* [Task description] Provide nothing beyond the count of lines that include the string "Thrombocytopenia".

>> START

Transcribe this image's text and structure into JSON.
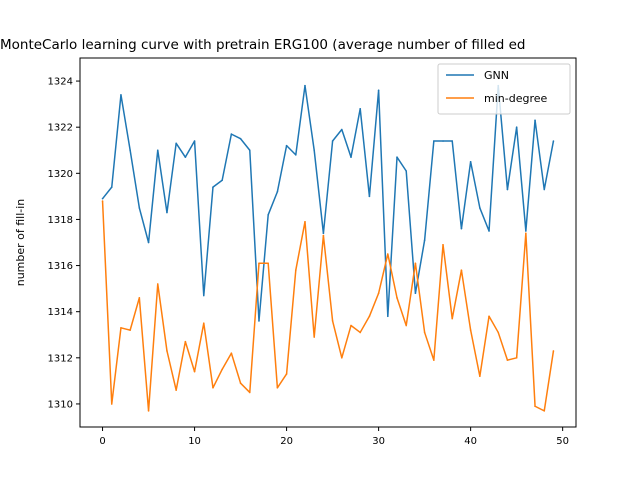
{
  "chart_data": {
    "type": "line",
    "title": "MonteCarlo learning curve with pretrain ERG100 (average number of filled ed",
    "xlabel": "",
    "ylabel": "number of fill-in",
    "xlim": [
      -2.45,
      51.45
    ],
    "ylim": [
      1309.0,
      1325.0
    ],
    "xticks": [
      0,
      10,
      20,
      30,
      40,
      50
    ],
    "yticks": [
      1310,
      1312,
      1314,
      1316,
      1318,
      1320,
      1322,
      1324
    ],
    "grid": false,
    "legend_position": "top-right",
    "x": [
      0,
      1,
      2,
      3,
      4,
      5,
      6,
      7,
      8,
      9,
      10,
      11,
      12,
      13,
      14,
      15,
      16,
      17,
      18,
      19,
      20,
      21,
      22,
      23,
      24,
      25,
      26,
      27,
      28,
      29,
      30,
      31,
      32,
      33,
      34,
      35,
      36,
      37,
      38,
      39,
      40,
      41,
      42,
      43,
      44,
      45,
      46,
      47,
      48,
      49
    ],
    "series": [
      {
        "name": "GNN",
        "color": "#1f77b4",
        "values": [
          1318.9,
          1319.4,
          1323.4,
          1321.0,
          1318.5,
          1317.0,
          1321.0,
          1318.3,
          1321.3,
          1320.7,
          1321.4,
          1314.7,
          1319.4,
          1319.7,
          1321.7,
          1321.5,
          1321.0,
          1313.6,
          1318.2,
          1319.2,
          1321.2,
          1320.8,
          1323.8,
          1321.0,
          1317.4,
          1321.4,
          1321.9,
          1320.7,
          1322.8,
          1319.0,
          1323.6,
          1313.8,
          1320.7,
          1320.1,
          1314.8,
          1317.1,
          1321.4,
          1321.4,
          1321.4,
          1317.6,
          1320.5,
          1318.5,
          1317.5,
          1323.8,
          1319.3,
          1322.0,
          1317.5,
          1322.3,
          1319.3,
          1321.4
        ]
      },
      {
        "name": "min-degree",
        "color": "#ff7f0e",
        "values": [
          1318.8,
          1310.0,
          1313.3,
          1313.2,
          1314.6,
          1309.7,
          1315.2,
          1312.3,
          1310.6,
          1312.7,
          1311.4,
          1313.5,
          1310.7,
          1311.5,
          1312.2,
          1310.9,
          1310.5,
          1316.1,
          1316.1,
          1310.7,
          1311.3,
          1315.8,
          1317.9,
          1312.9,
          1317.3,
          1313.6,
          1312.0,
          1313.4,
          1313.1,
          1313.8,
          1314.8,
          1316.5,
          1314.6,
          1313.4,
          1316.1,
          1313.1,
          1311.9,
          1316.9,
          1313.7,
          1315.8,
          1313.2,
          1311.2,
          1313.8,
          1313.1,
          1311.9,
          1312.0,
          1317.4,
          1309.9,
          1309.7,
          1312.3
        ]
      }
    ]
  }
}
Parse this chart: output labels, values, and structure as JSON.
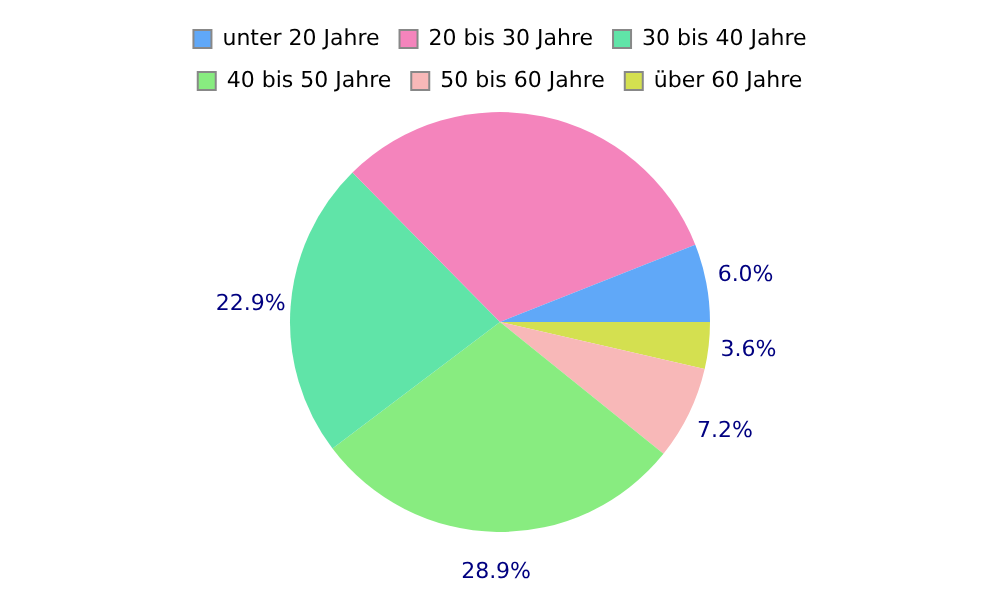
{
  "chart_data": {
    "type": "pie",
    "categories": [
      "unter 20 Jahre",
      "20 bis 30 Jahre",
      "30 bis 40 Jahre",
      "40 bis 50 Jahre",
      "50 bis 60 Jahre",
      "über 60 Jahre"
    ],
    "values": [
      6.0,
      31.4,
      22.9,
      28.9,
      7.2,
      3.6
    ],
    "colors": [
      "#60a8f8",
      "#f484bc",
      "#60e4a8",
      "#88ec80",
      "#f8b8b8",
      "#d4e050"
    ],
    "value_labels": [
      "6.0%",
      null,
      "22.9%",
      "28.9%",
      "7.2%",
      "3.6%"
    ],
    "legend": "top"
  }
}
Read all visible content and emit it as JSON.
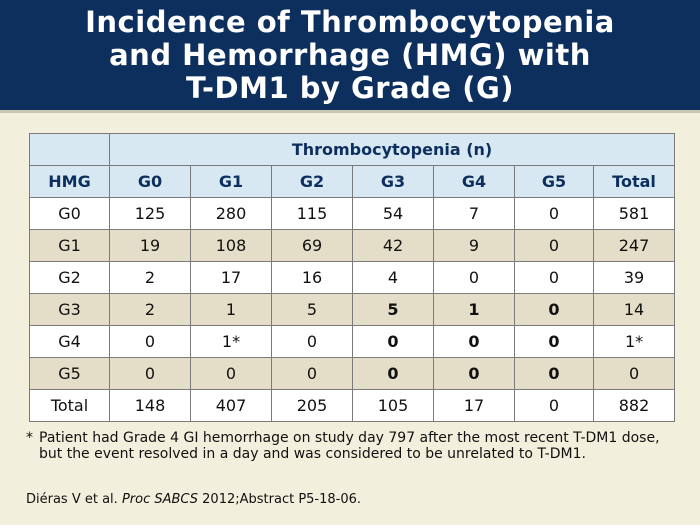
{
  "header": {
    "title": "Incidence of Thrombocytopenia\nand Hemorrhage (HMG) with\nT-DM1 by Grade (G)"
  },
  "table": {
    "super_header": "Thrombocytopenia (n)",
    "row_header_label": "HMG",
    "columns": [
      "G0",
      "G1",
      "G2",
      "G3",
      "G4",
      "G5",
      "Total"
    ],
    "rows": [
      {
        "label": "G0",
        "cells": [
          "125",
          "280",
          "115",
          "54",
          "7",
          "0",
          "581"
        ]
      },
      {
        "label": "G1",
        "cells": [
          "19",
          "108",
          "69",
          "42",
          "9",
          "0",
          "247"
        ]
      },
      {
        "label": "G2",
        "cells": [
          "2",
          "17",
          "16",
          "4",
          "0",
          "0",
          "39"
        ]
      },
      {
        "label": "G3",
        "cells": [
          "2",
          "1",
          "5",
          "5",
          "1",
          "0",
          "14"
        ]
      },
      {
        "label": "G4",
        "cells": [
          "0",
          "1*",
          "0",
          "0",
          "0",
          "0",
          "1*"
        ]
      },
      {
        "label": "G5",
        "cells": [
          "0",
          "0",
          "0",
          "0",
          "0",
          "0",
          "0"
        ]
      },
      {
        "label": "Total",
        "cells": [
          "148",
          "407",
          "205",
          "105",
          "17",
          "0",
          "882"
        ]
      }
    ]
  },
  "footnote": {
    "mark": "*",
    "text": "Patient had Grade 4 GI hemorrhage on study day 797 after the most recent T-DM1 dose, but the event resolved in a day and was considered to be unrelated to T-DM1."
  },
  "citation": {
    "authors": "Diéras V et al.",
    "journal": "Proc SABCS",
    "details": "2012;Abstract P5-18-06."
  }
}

>> END

* [Solution] 2